__INSTRUCTIONS FOR THE TASK__.
Copy the part of the neighborhood history passage below that opens with the words containing "Also in the" and closes with "Sasser was built in 1942.", putting "building" in place of "bldg".

__SUPPLIED PASSAGE__.
+ + + + + + +

Also in the 20s and 30s we got the first few businesses on N. Person St., starting with the gas station at the corner of N. Person & Pace St. The Mary Elizabeth Hospital was built in 1920 on Wake Forest Rd. That’s the pretty brick bldg at the corner of Glascock. The Seaboard Railway Station was built in 1942. Trinity Methodist Church on the corner of Bloodworth & Sasser was built in 1942.

 The next residential development was Lafayette, the Cape Cod cottages north of Glascock originally sided in wood. Some were probably sided in wooden shingles. Lafayette was platted in 1938 and the houses were built throughout the 40s.

 The next development was Brookview. The tiny houses on Virginia, the north side of Sasser, Watauga and Norris. It was built right after WWII for the returning veterans and their wives, so they didn’t have to move in with their parents. It was the first development by Willie York, who later developed Cameron Village and other developments in West Raleigh.

 The next development was Halifax Court Housing Project, built by the Feds and the City in 1947. It was considered a wonderful place, because it had central heat and indoor plumbing and it was clean and new.

+ + + + + + +

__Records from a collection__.
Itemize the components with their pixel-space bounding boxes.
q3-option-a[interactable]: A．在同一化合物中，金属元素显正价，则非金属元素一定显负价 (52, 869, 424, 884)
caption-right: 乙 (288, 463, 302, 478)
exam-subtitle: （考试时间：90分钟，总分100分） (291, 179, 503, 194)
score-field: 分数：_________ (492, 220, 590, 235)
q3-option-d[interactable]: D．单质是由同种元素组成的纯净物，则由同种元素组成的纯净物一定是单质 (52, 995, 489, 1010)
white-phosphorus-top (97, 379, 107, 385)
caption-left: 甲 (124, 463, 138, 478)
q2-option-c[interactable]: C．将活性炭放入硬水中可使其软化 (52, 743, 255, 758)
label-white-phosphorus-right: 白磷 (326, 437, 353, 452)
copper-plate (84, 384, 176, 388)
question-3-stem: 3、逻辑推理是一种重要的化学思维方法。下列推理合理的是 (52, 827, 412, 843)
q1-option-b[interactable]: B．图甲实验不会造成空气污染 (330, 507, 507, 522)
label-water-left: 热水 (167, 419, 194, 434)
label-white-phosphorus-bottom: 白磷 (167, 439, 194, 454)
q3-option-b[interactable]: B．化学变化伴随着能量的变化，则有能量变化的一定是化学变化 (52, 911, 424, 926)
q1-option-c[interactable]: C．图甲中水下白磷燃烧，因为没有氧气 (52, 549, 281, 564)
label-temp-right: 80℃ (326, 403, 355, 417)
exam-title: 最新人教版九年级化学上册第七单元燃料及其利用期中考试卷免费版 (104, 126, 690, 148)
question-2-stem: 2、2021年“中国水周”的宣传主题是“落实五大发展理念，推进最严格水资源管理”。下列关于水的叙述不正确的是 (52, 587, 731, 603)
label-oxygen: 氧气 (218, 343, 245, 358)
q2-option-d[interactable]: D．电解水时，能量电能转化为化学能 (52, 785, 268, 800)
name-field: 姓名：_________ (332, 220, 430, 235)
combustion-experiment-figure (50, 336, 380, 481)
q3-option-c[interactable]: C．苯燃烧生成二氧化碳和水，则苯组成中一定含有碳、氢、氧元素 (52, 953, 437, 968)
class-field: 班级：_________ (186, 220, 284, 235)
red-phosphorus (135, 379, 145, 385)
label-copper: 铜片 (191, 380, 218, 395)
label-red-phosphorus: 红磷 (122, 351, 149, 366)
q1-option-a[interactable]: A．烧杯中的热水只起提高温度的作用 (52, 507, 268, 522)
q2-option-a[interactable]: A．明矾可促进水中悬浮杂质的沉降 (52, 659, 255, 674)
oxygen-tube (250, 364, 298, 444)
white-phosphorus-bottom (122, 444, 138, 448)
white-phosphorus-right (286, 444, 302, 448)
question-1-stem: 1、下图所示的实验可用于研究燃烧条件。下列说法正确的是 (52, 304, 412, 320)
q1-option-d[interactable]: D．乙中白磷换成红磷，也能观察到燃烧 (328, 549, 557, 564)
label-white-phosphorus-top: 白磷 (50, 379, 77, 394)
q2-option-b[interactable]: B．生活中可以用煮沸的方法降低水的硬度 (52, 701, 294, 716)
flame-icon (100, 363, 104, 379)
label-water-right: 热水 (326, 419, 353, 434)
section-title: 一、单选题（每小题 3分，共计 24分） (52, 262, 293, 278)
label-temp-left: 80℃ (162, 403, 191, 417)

+ + + + + + +

__EXERCISE ANSWER__.
Also in the 20s and 30s we got the first few businesses on N. Person St., starting with the gas station at the corner of N. Person & Pace St. The Mary Elizabeth Hospital was built in 1920 on Wake Forest Rd. That’s the pretty brick building at the corner of Glascock. The Seaboard Railway Station was built in 1942. Trinity Methodist Church on the corner of Bloodworth & Sasser was built in 1942.